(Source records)
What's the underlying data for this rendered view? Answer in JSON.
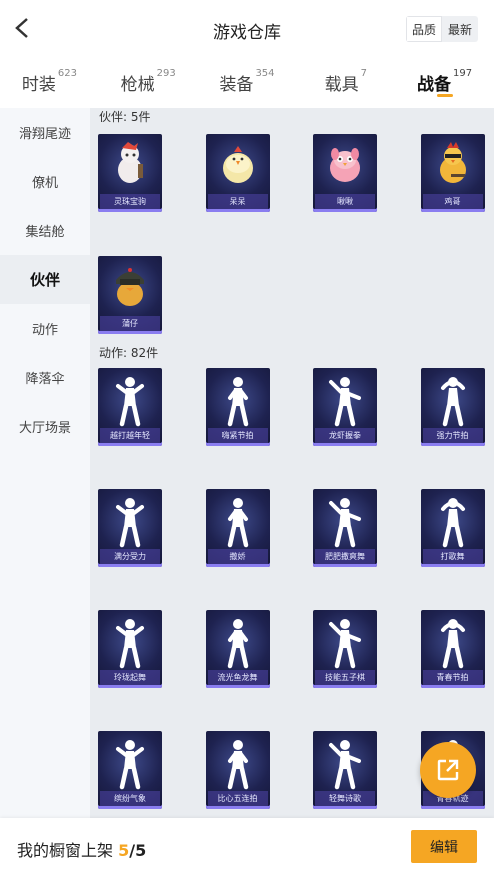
{
  "header": {
    "title": "游戏仓库",
    "sort_quality": "品质",
    "sort_latest": "最新"
  },
  "tabs": [
    {
      "label": "时装",
      "count": "623"
    },
    {
      "label": "枪械",
      "count": "293"
    },
    {
      "label": "装备",
      "count": "354"
    },
    {
      "label": "载具",
      "count": "7"
    },
    {
      "label": "战备",
      "count": "197"
    }
  ],
  "active_tab": "战备",
  "sidebar": [
    {
      "label": "滑翔尾迹"
    },
    {
      "label": "僚机"
    },
    {
      "label": "集结舱"
    },
    {
      "label": "伙伴"
    },
    {
      "label": "动作"
    },
    {
      "label": "降落伞"
    },
    {
      "label": "大厅场景"
    }
  ],
  "active_side": "伙伴",
  "partners": {
    "title": "伙伴: 5件",
    "items": [
      {
        "name": "灵珠宝驹",
        "icon": "horse-companion-icon"
      },
      {
        "name": "呆呆",
        "icon": "chick-companion-icon"
      },
      {
        "name": "啾啾",
        "icon": "pink-bird-companion-icon"
      },
      {
        "name": "鸡哥",
        "icon": "rooster-companion-icon"
      },
      {
        "name": "蒲仔",
        "icon": "helmet-duck-companion-icon"
      }
    ]
  },
  "actions": {
    "title": "动作: 82件",
    "items": [
      {
        "name": "越打越年轻"
      },
      {
        "name": "嗨紧节拍"
      },
      {
        "name": "龙虾握拳"
      },
      {
        "name": "强力节拍"
      },
      {
        "name": "满分受力"
      },
      {
        "name": "撒娇"
      },
      {
        "name": "肥肥撒爽舞"
      },
      {
        "name": "打歌舞"
      },
      {
        "name": "玲珑起舞"
      },
      {
        "name": "流光鱼龙舞"
      },
      {
        "name": "技能五子棋"
      },
      {
        "name": "青春节拍"
      },
      {
        "name": "缤纷气象"
      },
      {
        "name": "比心五连拍"
      },
      {
        "name": "轻舞诗歌"
      },
      {
        "name": "青春轨迹"
      }
    ]
  },
  "bottom": {
    "text": "我的橱窗上架",
    "current": "5",
    "total": "/5",
    "edit_label": "编辑"
  },
  "colors": {
    "accent": "#f5a623",
    "card_bg": "#1e2250",
    "card_stripe": "#8a7df0"
  }
}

■ Problem statement ■
Transcribe the whole listing, character for character, but not its images.

■ Solution to this task ■
What's the underlying data for this rendered view? Answer in JSON.
{
  "header": {
    "title": "游戏仓库",
    "sort_quality": "品质",
    "sort_latest": "最新"
  },
  "tabs": [
    {
      "label": "时装",
      "count": "623"
    },
    {
      "label": "枪械",
      "count": "293"
    },
    {
      "label": "装备",
      "count": "354"
    },
    {
      "label": "载具",
      "count": "7"
    },
    {
      "label": "战备",
      "count": "197"
    }
  ],
  "active_tab": "战备",
  "sidebar": [
    {
      "label": "滑翔尾迹"
    },
    {
      "label": "僚机"
    },
    {
      "label": "集结舱"
    },
    {
      "label": "伙伴"
    },
    {
      "label": "动作"
    },
    {
      "label": "降落伞"
    },
    {
      "label": "大厅场景"
    }
  ],
  "active_side": "伙伴",
  "partners": {
    "title": "伙伴: 5件",
    "items": [
      {
        "name": "灵珠宝驹",
        "icon": "horse-companion-icon"
      },
      {
        "name": "呆呆",
        "icon": "chick-companion-icon"
      },
      {
        "name": "啾啾",
        "icon": "pink-bird-companion-icon"
      },
      {
        "name": "鸡哥",
        "icon": "rooster-companion-icon"
      },
      {
        "name": "蒲仔",
        "icon": "helmet-duck-companion-icon"
      }
    ]
  },
  "actions": {
    "title": "动作: 82件",
    "items": [
      {
        "name": "越打越年轻"
      },
      {
        "name": "嗨紧节拍"
      },
      {
        "name": "龙虾握拳"
      },
      {
        "name": "强力节拍"
      },
      {
        "name": "满分受力"
      },
      {
        "name": "撒娇"
      },
      {
        "name": "肥肥撒爽舞"
      },
      {
        "name": "打歌舞"
      },
      {
        "name": "玲珑起舞"
      },
      {
        "name": "流光鱼龙舞"
      },
      {
        "name": "技能五子棋"
      },
      {
        "name": "青春节拍"
      },
      {
        "name": "缤纷气象"
      },
      {
        "name": "比心五连拍"
      },
      {
        "name": "轻舞诗歌"
      },
      {
        "name": "青春轨迹"
      }
    ]
  },
  "bottom": {
    "text": "我的橱窗上架",
    "current": "5",
    "total": "/5",
    "edit_label": "编辑"
  },
  "colors": {
    "accent": "#f5a623",
    "card_bg": "#1e2250",
    "card_stripe": "#8a7df0"
  }
}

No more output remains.